# Goal:
Will you write out the data exactly, excluding every picture?

-- Records provided start --

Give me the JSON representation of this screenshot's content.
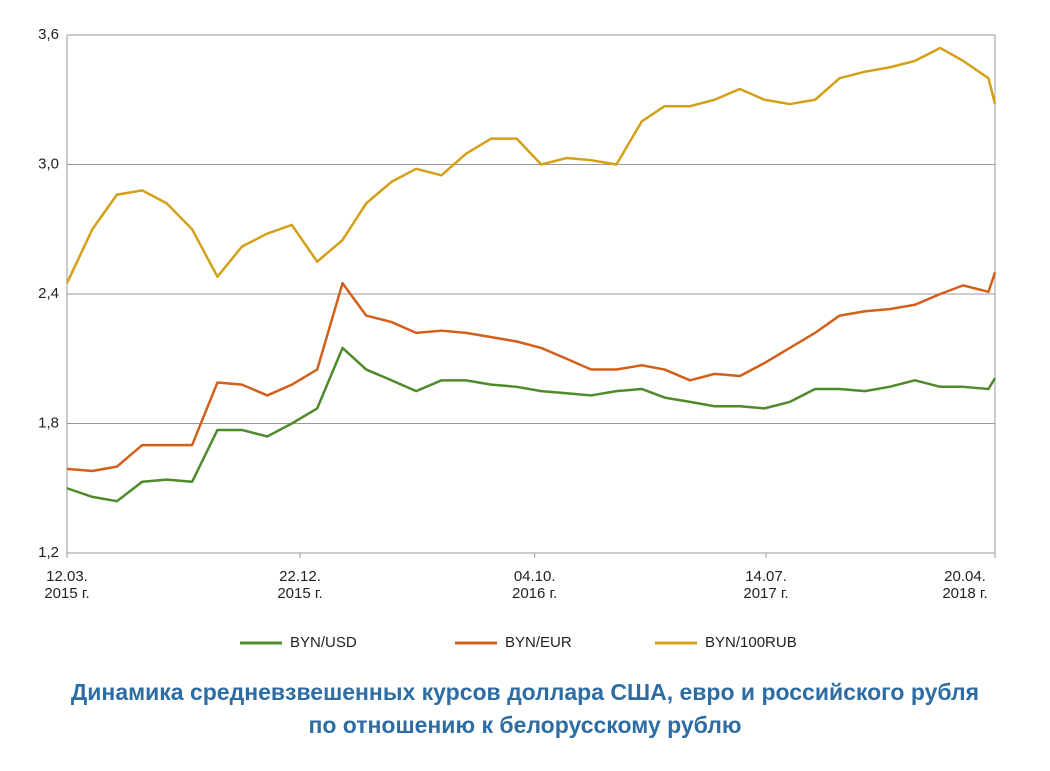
{
  "chart_data": {
    "type": "line",
    "title": "Динамика средневзвешенных курсов доллара США, евро и российского рубля\nпо отношению к белорусскому рублю",
    "x": [
      "2015-03-12",
      "2015-04-12",
      "2015-05-12",
      "2015-06-12",
      "2015-07-12",
      "2015-08-12",
      "2015-09-12",
      "2015-10-12",
      "2015-11-12",
      "2015-12-12",
      "2016-01-12",
      "2016-02-12",
      "2016-03-12",
      "2016-04-12",
      "2016-05-12",
      "2016-06-12",
      "2016-07-12",
      "2016-08-12",
      "2016-09-12",
      "2016-10-12",
      "2016-11-12",
      "2016-12-12",
      "2017-01-12",
      "2017-02-12",
      "2017-03-12",
      "2017-04-12",
      "2017-05-12",
      "2017-06-12",
      "2017-07-12",
      "2017-08-12",
      "2017-09-12",
      "2017-10-12",
      "2017-11-12",
      "2017-12-12",
      "2018-01-12",
      "2018-02-12",
      "2018-03-12",
      "2018-04-12",
      "2018-04-20"
    ],
    "series": [
      {
        "name": "BYN/USD",
        "color": "#4f8a2b",
        "values": [
          1.5,
          1.46,
          1.44,
          1.53,
          1.54,
          1.53,
          1.77,
          1.77,
          1.74,
          1.8,
          1.87,
          2.15,
          2.05,
          2.0,
          1.95,
          2.0,
          2.0,
          1.98,
          1.97,
          1.95,
          1.94,
          1.93,
          1.95,
          1.96,
          1.92,
          1.9,
          1.88,
          1.88,
          1.87,
          1.9,
          1.96,
          1.96,
          1.95,
          1.97,
          2.0,
          1.97,
          1.97,
          1.96,
          2.01
        ]
      },
      {
        "name": "BYN/EUR",
        "color": "#d2601a",
        "values": [
          1.59,
          1.58,
          1.6,
          1.7,
          1.7,
          1.7,
          1.99,
          1.98,
          1.93,
          1.98,
          2.05,
          2.45,
          2.3,
          2.27,
          2.22,
          2.23,
          2.22,
          2.2,
          2.18,
          2.15,
          2.1,
          2.05,
          2.05,
          2.07,
          2.05,
          2.0,
          2.03,
          2.02,
          2.08,
          2.15,
          2.22,
          2.3,
          2.32,
          2.33,
          2.35,
          2.4,
          2.44,
          2.41,
          2.5
        ]
      },
      {
        "name": "BYN/100RUB",
        "color": "#d4a017",
        "values": [
          2.45,
          2.7,
          2.86,
          2.88,
          2.82,
          2.7,
          2.48,
          2.62,
          2.68,
          2.72,
          2.55,
          2.65,
          2.82,
          2.92,
          2.98,
          2.95,
          3.05,
          3.12,
          3.12,
          3.0,
          3.03,
          3.02,
          3.0,
          3.2,
          3.27,
          3.27,
          3.3,
          3.35,
          3.3,
          3.28,
          3.3,
          3.4,
          3.43,
          3.45,
          3.48,
          3.54,
          3.48,
          3.4,
          3.28
        ]
      }
    ],
    "xlim": [
      "2015-03-12",
      "2018-04-20"
    ],
    "xticks": [
      {
        "value": "2015-03-12",
        "label": "12.03.\n2015 г."
      },
      {
        "value": "2015-12-22",
        "label": "22.12.\n2015 г."
      },
      {
        "value": "2016-10-04",
        "label": "04.10.\n2016 г."
      },
      {
        "value": "2017-07-14",
        "label": "14.07.\n2017 г."
      },
      {
        "value": "2018-04-20",
        "label": "20.04.\n2018 г."
      }
    ],
    "ylim": [
      1.2,
      3.6
    ],
    "yticks": [
      {
        "value": 1.2,
        "label": "1,2"
      },
      {
        "value": 1.8,
        "label": "1,8"
      },
      {
        "value": 2.4,
        "label": "2,4"
      },
      {
        "value": 3.0,
        "label": "3,0"
      },
      {
        "value": 3.6,
        "label": "3,6"
      }
    ],
    "grid": true
  }
}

-- Records provided end --

# Response to this exercise:
Give me the JSON representation of this screenshot's content.
{
  "chart_data": {
    "type": "line",
    "title": "Динамика средневзвешенных курсов доллара США, евро и российского рубля\nпо отношению к белорусскому рублю",
    "x": [
      "2015-03-12",
      "2015-04-12",
      "2015-05-12",
      "2015-06-12",
      "2015-07-12",
      "2015-08-12",
      "2015-09-12",
      "2015-10-12",
      "2015-11-12",
      "2015-12-12",
      "2016-01-12",
      "2016-02-12",
      "2016-03-12",
      "2016-04-12",
      "2016-05-12",
      "2016-06-12",
      "2016-07-12",
      "2016-08-12",
      "2016-09-12",
      "2016-10-12",
      "2016-11-12",
      "2016-12-12",
      "2017-01-12",
      "2017-02-12",
      "2017-03-12",
      "2017-04-12",
      "2017-05-12",
      "2017-06-12",
      "2017-07-12",
      "2017-08-12",
      "2017-09-12",
      "2017-10-12",
      "2017-11-12",
      "2017-12-12",
      "2018-01-12",
      "2018-02-12",
      "2018-03-12",
      "2018-04-12",
      "2018-04-20"
    ],
    "series": [
      {
        "name": "BYN/USD",
        "color": "#4f8a2b",
        "values": [
          1.5,
          1.46,
          1.44,
          1.53,
          1.54,
          1.53,
          1.77,
          1.77,
          1.74,
          1.8,
          1.87,
          2.15,
          2.05,
          2.0,
          1.95,
          2.0,
          2.0,
          1.98,
          1.97,
          1.95,
          1.94,
          1.93,
          1.95,
          1.96,
          1.92,
          1.9,
          1.88,
          1.88,
          1.87,
          1.9,
          1.96,
          1.96,
          1.95,
          1.97,
          2.0,
          1.97,
          1.97,
          1.96,
          2.01
        ]
      },
      {
        "name": "BYN/EUR",
        "color": "#d2601a",
        "values": [
          1.59,
          1.58,
          1.6,
          1.7,
          1.7,
          1.7,
          1.99,
          1.98,
          1.93,
          1.98,
          2.05,
          2.45,
          2.3,
          2.27,
          2.22,
          2.23,
          2.22,
          2.2,
          2.18,
          2.15,
          2.1,
          2.05,
          2.05,
          2.07,
          2.05,
          2.0,
          2.03,
          2.02,
          2.08,
          2.15,
          2.22,
          2.3,
          2.32,
          2.33,
          2.35,
          2.4,
          2.44,
          2.41,
          2.5
        ]
      },
      {
        "name": "BYN/100RUB",
        "color": "#d4a017",
        "values": [
          2.45,
          2.7,
          2.86,
          2.88,
          2.82,
          2.7,
          2.48,
          2.62,
          2.68,
          2.72,
          2.55,
          2.65,
          2.82,
          2.92,
          2.98,
          2.95,
          3.05,
          3.12,
          3.12,
          3.0,
          3.03,
          3.02,
          3.0,
          3.2,
          3.27,
          3.27,
          3.3,
          3.35,
          3.3,
          3.28,
          3.3,
          3.4,
          3.43,
          3.45,
          3.48,
          3.54,
          3.48,
          3.4,
          3.28
        ]
      }
    ],
    "xlim": [
      "2015-03-12",
      "2018-04-20"
    ],
    "xticks": [
      {
        "value": "2015-03-12",
        "label": "12.03.\n2015 г."
      },
      {
        "value": "2015-12-22",
        "label": "22.12.\n2015 г."
      },
      {
        "value": "2016-10-04",
        "label": "04.10.\n2016 г."
      },
      {
        "value": "2017-07-14",
        "label": "14.07.\n2017 г."
      },
      {
        "value": "2018-04-20",
        "label": "20.04.\n2018 г."
      }
    ],
    "ylim": [
      1.2,
      3.6
    ],
    "yticks": [
      {
        "value": 1.2,
        "label": "1,2"
      },
      {
        "value": 1.8,
        "label": "1,8"
      },
      {
        "value": 2.4,
        "label": "2,4"
      },
      {
        "value": 3.0,
        "label": "3,0"
      },
      {
        "value": 3.6,
        "label": "3,6"
      }
    ],
    "grid": true
  }
}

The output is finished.